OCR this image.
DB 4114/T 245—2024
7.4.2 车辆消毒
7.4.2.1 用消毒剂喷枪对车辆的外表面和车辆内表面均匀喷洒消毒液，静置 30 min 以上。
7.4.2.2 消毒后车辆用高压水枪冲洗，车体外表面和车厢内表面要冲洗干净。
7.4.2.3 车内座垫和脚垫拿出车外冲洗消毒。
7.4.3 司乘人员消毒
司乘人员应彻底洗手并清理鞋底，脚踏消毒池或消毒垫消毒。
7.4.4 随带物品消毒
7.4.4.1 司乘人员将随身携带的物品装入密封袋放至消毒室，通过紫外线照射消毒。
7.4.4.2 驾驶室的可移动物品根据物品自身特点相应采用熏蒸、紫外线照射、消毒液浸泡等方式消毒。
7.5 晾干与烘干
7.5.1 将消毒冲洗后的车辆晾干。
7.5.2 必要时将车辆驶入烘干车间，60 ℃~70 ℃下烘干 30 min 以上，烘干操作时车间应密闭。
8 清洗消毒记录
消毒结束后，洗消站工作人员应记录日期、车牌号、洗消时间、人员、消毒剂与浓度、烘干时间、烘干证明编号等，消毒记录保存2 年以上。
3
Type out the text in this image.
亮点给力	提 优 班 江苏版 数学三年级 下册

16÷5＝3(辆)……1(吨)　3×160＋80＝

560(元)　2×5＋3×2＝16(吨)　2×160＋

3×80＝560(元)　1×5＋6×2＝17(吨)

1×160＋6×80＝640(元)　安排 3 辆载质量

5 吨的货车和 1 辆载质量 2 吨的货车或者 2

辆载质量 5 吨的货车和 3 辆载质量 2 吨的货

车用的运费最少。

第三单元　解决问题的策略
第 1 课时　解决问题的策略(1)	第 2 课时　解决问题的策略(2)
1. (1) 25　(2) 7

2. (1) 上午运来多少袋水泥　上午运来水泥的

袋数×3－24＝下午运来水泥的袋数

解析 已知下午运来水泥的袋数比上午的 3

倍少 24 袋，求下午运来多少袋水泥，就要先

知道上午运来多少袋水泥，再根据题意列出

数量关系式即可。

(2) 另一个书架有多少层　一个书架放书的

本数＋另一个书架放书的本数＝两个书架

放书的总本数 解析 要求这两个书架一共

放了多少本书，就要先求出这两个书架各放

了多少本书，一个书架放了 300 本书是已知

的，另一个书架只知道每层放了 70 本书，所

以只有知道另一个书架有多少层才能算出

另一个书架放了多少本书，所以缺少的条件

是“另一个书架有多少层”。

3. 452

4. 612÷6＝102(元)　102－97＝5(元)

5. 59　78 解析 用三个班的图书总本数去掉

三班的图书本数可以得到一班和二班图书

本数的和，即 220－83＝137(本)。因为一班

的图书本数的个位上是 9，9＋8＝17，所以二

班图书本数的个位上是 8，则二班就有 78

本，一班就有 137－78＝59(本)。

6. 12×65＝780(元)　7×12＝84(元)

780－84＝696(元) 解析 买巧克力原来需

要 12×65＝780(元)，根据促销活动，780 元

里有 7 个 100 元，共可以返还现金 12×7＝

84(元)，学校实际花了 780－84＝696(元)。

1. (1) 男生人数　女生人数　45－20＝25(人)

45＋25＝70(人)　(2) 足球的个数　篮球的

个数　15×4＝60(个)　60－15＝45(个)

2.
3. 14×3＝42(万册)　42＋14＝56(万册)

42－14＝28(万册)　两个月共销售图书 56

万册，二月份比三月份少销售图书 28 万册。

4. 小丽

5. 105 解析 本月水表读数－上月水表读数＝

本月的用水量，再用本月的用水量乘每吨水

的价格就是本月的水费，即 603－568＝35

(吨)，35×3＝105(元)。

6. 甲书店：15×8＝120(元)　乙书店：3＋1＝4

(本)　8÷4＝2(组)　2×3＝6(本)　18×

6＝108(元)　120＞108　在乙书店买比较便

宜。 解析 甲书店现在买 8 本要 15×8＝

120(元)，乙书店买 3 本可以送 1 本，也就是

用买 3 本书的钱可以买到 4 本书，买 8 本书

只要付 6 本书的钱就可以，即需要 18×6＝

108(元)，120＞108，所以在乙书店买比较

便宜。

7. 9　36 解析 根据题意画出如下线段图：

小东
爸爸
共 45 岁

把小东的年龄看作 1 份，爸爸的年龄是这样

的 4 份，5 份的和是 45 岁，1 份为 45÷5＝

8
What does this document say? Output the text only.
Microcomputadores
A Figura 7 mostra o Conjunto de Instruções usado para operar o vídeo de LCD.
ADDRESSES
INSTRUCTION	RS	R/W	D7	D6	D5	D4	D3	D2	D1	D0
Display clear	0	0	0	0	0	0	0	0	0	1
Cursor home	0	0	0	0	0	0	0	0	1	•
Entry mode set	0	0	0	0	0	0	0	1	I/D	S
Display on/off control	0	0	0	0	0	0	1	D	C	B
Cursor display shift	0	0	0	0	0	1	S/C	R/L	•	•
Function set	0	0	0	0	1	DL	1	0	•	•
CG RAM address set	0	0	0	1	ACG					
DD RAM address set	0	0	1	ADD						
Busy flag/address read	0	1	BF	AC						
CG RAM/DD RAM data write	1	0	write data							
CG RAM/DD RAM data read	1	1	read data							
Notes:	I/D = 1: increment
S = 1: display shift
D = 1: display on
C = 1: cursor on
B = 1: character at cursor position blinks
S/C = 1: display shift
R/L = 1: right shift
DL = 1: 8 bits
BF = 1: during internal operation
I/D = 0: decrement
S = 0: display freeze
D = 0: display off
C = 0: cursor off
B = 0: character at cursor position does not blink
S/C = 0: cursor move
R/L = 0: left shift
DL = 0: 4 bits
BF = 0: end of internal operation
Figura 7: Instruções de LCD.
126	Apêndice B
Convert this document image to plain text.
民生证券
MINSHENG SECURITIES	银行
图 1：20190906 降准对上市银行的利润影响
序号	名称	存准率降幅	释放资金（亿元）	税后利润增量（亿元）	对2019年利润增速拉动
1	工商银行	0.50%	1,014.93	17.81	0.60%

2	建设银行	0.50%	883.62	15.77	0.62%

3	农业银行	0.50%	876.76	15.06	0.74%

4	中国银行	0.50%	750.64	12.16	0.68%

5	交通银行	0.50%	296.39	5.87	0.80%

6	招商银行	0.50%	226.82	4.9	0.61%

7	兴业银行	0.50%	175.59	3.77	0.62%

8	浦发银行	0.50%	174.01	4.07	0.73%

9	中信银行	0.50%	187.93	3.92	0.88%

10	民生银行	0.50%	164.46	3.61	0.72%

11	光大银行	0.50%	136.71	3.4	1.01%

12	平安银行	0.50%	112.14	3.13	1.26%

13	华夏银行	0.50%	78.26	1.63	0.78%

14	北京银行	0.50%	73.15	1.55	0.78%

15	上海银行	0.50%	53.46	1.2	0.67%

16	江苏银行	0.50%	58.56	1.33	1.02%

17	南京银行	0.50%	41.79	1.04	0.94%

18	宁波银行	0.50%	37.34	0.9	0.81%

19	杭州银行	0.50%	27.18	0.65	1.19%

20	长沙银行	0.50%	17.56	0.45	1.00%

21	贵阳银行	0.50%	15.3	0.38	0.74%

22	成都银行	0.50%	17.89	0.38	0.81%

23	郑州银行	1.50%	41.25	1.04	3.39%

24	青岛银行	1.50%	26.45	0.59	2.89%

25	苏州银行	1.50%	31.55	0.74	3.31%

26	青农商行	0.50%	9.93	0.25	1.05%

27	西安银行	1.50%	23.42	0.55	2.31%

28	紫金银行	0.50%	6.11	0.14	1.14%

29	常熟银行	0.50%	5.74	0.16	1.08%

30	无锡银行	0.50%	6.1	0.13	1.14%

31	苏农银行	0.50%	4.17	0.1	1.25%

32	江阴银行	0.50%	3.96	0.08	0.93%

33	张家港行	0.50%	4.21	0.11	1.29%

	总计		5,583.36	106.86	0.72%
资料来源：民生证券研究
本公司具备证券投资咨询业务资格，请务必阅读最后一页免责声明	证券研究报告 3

----------------

- WRITTEN INSTRUCTION: Find the string "position" in the records, then copy each line where it occurs.

- RESPONSE BELOW:
B = 1: character at cursor position blinks
B = 0: character at cursor position does not blink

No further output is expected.